# Records for this exercise start

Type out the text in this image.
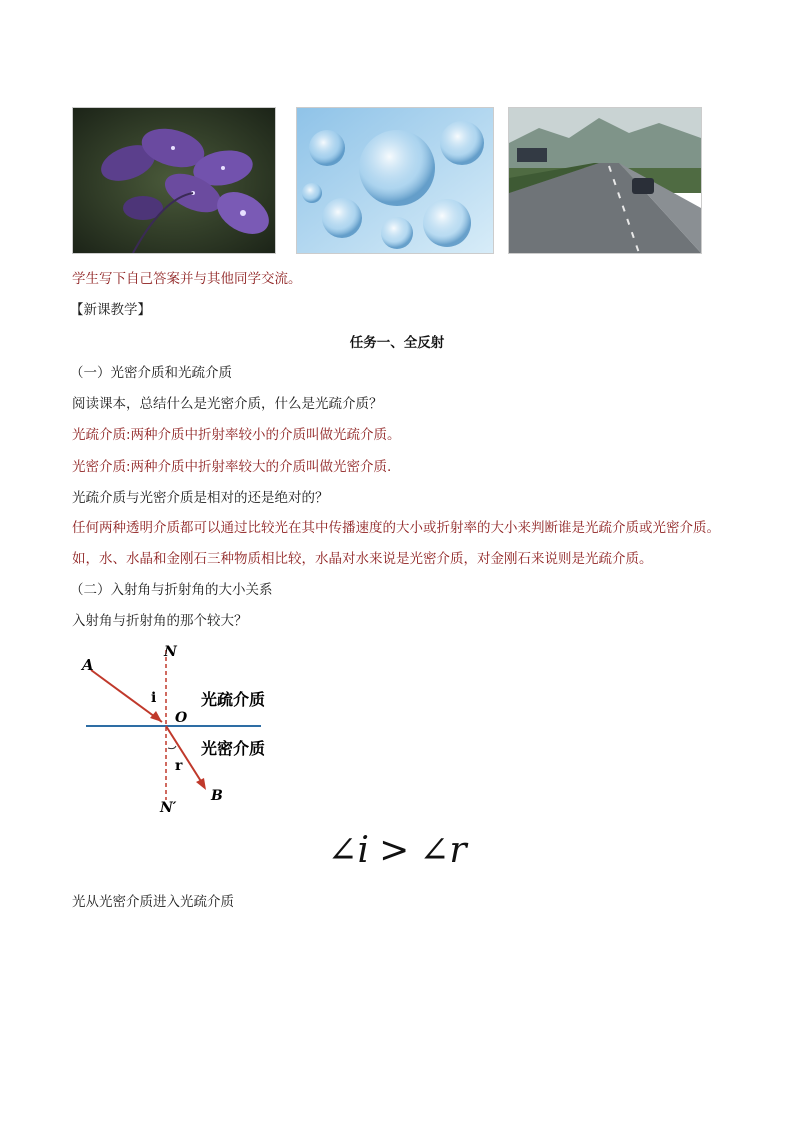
学生写下自己答案并与其他同学交流。
【新课教学】
任务一、全反射
（一）光密介质和光疏介质
阅读课本，总结什么是光密介质，什么是光疏介质？
光疏介质:两种介质中折射率较小的介质叫做光疏介质。
光密介质:两种介质中折射率较大的介质叫做光密介质.
光疏介质与光密介质是相对的还是绝对的？
任何两种透明介质都可以通过比较光在其中传播速度的大小或折射率的大小来判断谁是光疏介质或光密介质。如，水、水晶和金刚石三种物质相比较，水晶对水来说是光密介质，对金刚石来说则是光疏介质。
（二）入射角与折射角的大小关系
入射角与折射角的那个较大？
A
N
i
O
r
B
N′
光疏介质
光密介质
∠i > ∠r
光从光密介质进入光疏介质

# Records for this exercise end

# What is needed:
Pictures appear in the records above. Output everything except them, exactly.

# Output of the task:
Type out the text in this image.
学生写下自己答案并与其他同学交流。
【新课教学】
任务一、全反射
（一）光密介质和光疏介质
阅读课本，总结什么是光密介质，什么是光疏介质？
光疏介质:两种介质中折射率较小的介质叫做光疏介质。
光密介质:两种介质中折射率较大的介质叫做光密介质.
光疏介质与光密介质是相对的还是绝对的？
任何两种透明介质都可以通过比较光在其中传播速度的大小或折射率的大小来判断谁是光疏介质或光密介质。如，水、水晶和金刚石三种物质相比较，水晶对水来说是光密介质，对金刚石来说则是光疏介质。
（二）入射角与折射角的大小关系
入射角与折射角的那个较大？
A
N
i
O
r
B
N′
光疏介质
光密介质
∠i > ∠r
光从光密介质进入光疏介质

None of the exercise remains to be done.